--- Aim of the task ---
Copy out every line that contains "RealPlayer".

--- Records shown ---
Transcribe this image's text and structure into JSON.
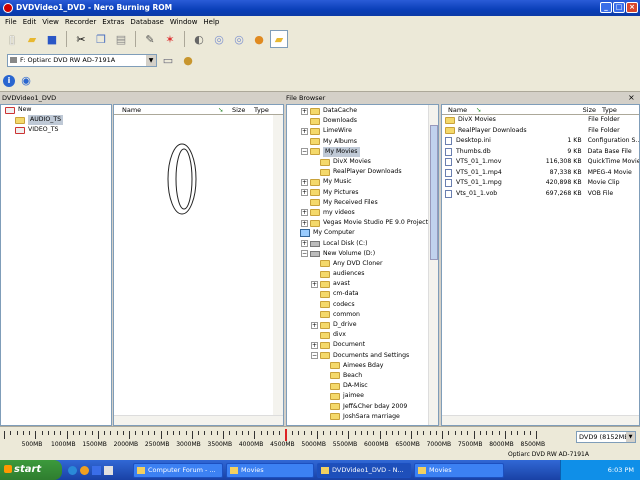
{
  "window": {
    "title": "DVDVideo1_DVD - Nero Burning ROM"
  },
  "menu": [
    "File",
    "Edit",
    "View",
    "Recorder",
    "Extras",
    "Database",
    "Window",
    "Help"
  ],
  "drive_select": {
    "value": "F: Optiarc DVD RW AD-7191A"
  },
  "compilation": {
    "header": "DVDVideo1_DVD",
    "tree": [
      {
        "label": "New",
        "level": 0,
        "icon": "red-folder"
      },
      {
        "label": "AUDIO_TS",
        "level": 1,
        "icon": "folder",
        "selected": true
      },
      {
        "label": "VIDEO_TS",
        "level": 1,
        "icon": "red-folder"
      }
    ],
    "columns": [
      "Name",
      "Size",
      "Type"
    ]
  },
  "file_browser": {
    "header": "File Browser",
    "tree": [
      {
        "label": "DataCache",
        "level": 1,
        "expander": "+"
      },
      {
        "label": "Downloads",
        "level": 1,
        "expander": ""
      },
      {
        "label": "LimeWire",
        "level": 1,
        "expander": "+"
      },
      {
        "label": "My Albums",
        "level": 1,
        "expander": ""
      },
      {
        "label": "My Movies",
        "level": 1,
        "expander": "-",
        "selected": true
      },
      {
        "label": "DivX Movies",
        "level": 2,
        "expander": ""
      },
      {
        "label": "RealPlayer Downloads",
        "level": 2,
        "expander": ""
      },
      {
        "label": "My Music",
        "level": 1,
        "expander": "+"
      },
      {
        "label": "My Pictures",
        "level": 1,
        "expander": "+"
      },
      {
        "label": "My Received Files",
        "level": 1,
        "expander": ""
      },
      {
        "label": "my videos",
        "level": 1,
        "expander": "+"
      },
      {
        "label": "Vegas Movie Studio PE 9.0 Projects",
        "level": 1,
        "expander": "+"
      },
      {
        "label": "My Computer",
        "level": 0,
        "expander": "",
        "icon": "pc"
      },
      {
        "label": "Local Disk (C:)",
        "level": 1,
        "expander": "+",
        "icon": "drive"
      },
      {
        "label": "New Volume (D:)",
        "level": 1,
        "expander": "-",
        "icon": "drive"
      },
      {
        "label": "Any DVD Cloner",
        "level": 2,
        "expander": ""
      },
      {
        "label": "audiences",
        "level": 2,
        "expander": ""
      },
      {
        "label": "avast",
        "level": 2,
        "expander": "+"
      },
      {
        "label": "cm-data",
        "level": 2,
        "expander": ""
      },
      {
        "label": "codecs",
        "level": 2,
        "expander": ""
      },
      {
        "label": "common",
        "level": 2,
        "expander": ""
      },
      {
        "label": "D_drive",
        "level": 2,
        "expander": "+"
      },
      {
        "label": "divx",
        "level": 2,
        "expander": ""
      },
      {
        "label": "Document",
        "level": 2,
        "expander": "+"
      },
      {
        "label": "Documents and Settings",
        "level": 2,
        "expander": "-"
      },
      {
        "label": "Aimees Bday",
        "level": 3,
        "expander": ""
      },
      {
        "label": "Beach",
        "level": 3,
        "expander": ""
      },
      {
        "label": "DA-Misc",
        "level": 3,
        "expander": ""
      },
      {
        "label": "jaimee",
        "level": 3,
        "expander": ""
      },
      {
        "label": "Jeff&Cher bday 2009",
        "level": 3,
        "expander": ""
      },
      {
        "label": "JoshSara marriage",
        "level": 3,
        "expander": ""
      }
    ],
    "columns": [
      "Name",
      "Size",
      "Type"
    ],
    "files": [
      {
        "name": "DivX Movies",
        "size": "",
        "type": "File Folder",
        "icon": "folder"
      },
      {
        "name": "RealPlayer Downloads",
        "size": "",
        "type": "File Folder",
        "icon": "folder"
      },
      {
        "name": "Desktop.ini",
        "size": "1 KB",
        "type": "Configuration S...",
        "icon": "file"
      },
      {
        "name": "Thumbs.db",
        "size": "9 KB",
        "type": "Data Base File",
        "icon": "file"
      },
      {
        "name": "VTS_01_1.mov",
        "size": "116,308 KB",
        "type": "QuickTime Movie",
        "icon": "file"
      },
      {
        "name": "VTS_01_1.mp4",
        "size": "87,338 KB",
        "type": "MPEG-4 Movie",
        "icon": "file"
      },
      {
        "name": "VTS_01_1.mpg",
        "size": "420,898 KB",
        "type": "Movie Clip",
        "icon": "file"
      },
      {
        "name": "Vts_01_1.vob",
        "size": "697,268 KB",
        "type": "VOB File",
        "icon": "file"
      }
    ]
  },
  "ruler": {
    "labels": [
      "500MB",
      "1000MB",
      "1500MB",
      "2000MB",
      "2500MB",
      "3000MB",
      "3500MB",
      "4000MB",
      "4500MB",
      "5000MB",
      "5500MB",
      "6000MB",
      "6500MB",
      "7000MB",
      "7500MB",
      "8000MB",
      "8500MB"
    ],
    "disc_select": "DVD9 (8152MB"
  },
  "status": {
    "recorder": "Optiarc  DVD RW AD-7191A"
  },
  "taskbar": {
    "start": "start",
    "tasks": [
      {
        "label": "Computer Forum - ...",
        "active": false
      },
      {
        "label": "Movies",
        "active": false
      },
      {
        "label": "DVDVideo1_DVD - N...",
        "active": true
      },
      {
        "label": "Movies",
        "active": false
      }
    ],
    "clock": "6:03 PM"
  },
  "colors": {
    "titlebar": "#0a3fb8",
    "selection": "#bfc9d6",
    "taskbar": "#245edb"
  }
}
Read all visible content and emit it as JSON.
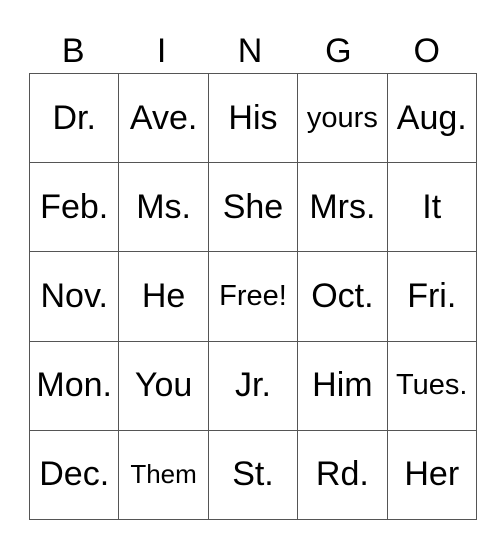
{
  "header": [
    "B",
    "I",
    "N",
    "G",
    "O"
  ],
  "rows": [
    [
      "Dr.",
      "Ave.",
      "His",
      "yours",
      "Aug."
    ],
    [
      "Feb.",
      "Ms.",
      "She",
      "Mrs.",
      "It"
    ],
    [
      "Nov.",
      "He",
      "Free!",
      "Oct.",
      "Fri."
    ],
    [
      "Mon.",
      "You",
      "Jr.",
      "Him",
      "Tues."
    ],
    [
      "Dec.",
      "Them",
      "St.",
      "Rd.",
      "Her"
    ]
  ]
}
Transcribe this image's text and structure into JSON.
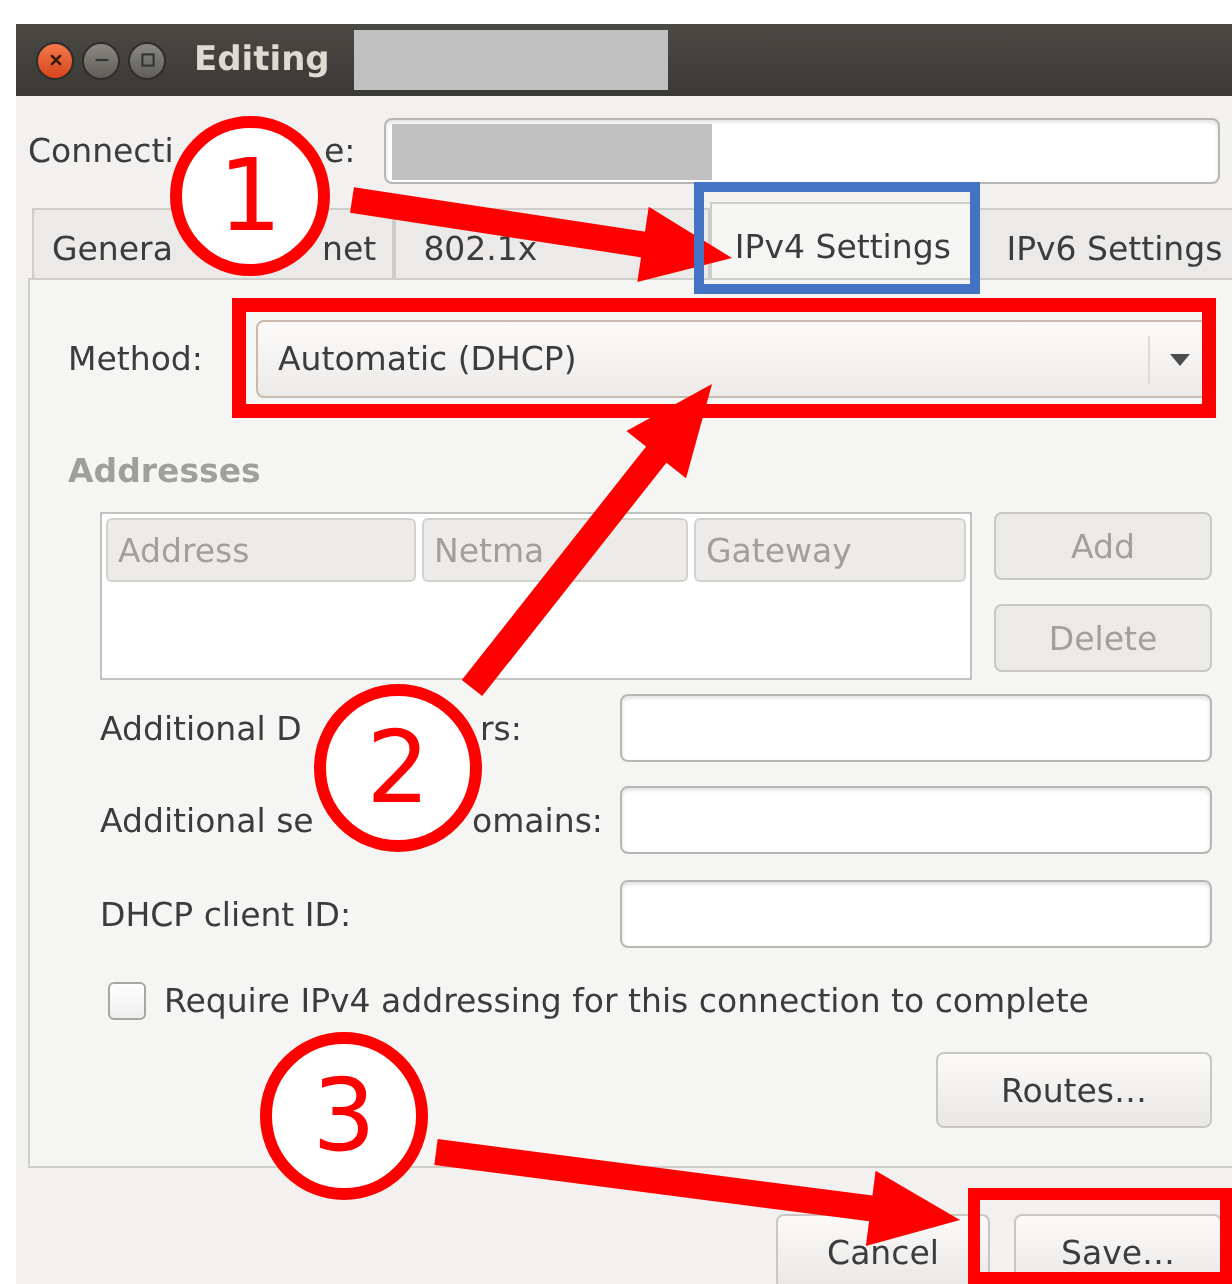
{
  "window": {
    "title": "Editing"
  },
  "connection_name": {
    "label_parts": [
      "Connecti",
      "e:"
    ]
  },
  "tabs": [
    {
      "parts": [
        "Genera",
        "net"
      ],
      "selected": false
    },
    {
      "parts": [
        "802.1x"
      ],
      "selected": false
    },
    {
      "parts": [
        "IPv4 Settings"
      ],
      "selected": true
    },
    {
      "parts": [
        "IPv6 Settings"
      ],
      "selected": false
    }
  ],
  "method": {
    "label": "Method:",
    "value": "Automatic (DHCP)"
  },
  "addresses": {
    "heading": "Addresses",
    "disabled": true,
    "columns": [
      "Address",
      "Netma",
      "Gateway"
    ],
    "buttons": [
      {
        "label": "Add",
        "disabled": true
      },
      {
        "label": "Delete",
        "disabled": true
      }
    ]
  },
  "fields": [
    {
      "label_parts": [
        "Additional D",
        "rs:"
      ]
    },
    {
      "label_parts": [
        "Additional se",
        "omains:"
      ]
    },
    {
      "label_parts": [
        "DHCP client ID:"
      ]
    }
  ],
  "require_checkbox": {
    "label": "Require IPv4 addressing for this connection to complete",
    "checked": false
  },
  "routes_button": "Routes…",
  "buttons": [
    "Cancel",
    "Save…"
  ],
  "annotations": {
    "steps": [
      "1",
      "2",
      "3"
    ],
    "frames": [
      {
        "color": "#4472c4"
      },
      {
        "color": "#ff0000"
      },
      {
        "color": "#ff0000"
      }
    ]
  }
}
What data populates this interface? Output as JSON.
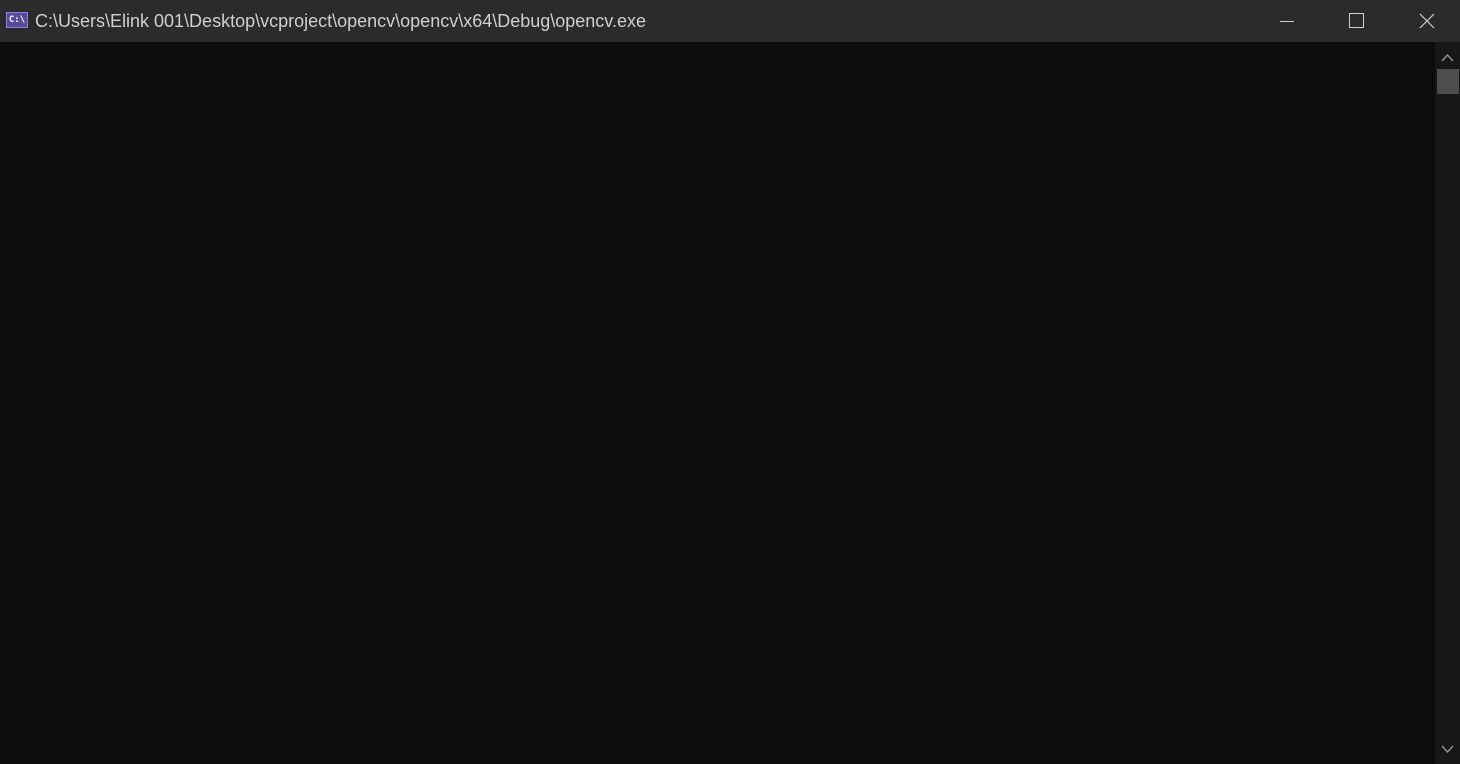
{
  "window": {
    "title": "C:\\Users\\Elink 001\\Desktop\\vcproject\\opencv\\opencv\\x64\\Debug\\opencv.exe",
    "icon": "console-app-icon",
    "icon_text": "C:\\",
    "controls": {
      "minimize": "minimize-icon",
      "maximize": "maximize-icon",
      "close": "close-icon"
    }
  },
  "console": {
    "output": ""
  },
  "scrollbar": {
    "position": 0.0
  },
  "colors": {
    "titlebar": "#2b2b2b",
    "console_bg": "#0c0c0c",
    "scrollbar_bg": "#171717",
    "scroll_thumb": "#4d4d4d",
    "icon_accent": "#5a4a9c"
  }
}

--- Answer for this exercise ---
        "label": "RealPlayer Downloads",
        "name": "RealPlayer Downloads",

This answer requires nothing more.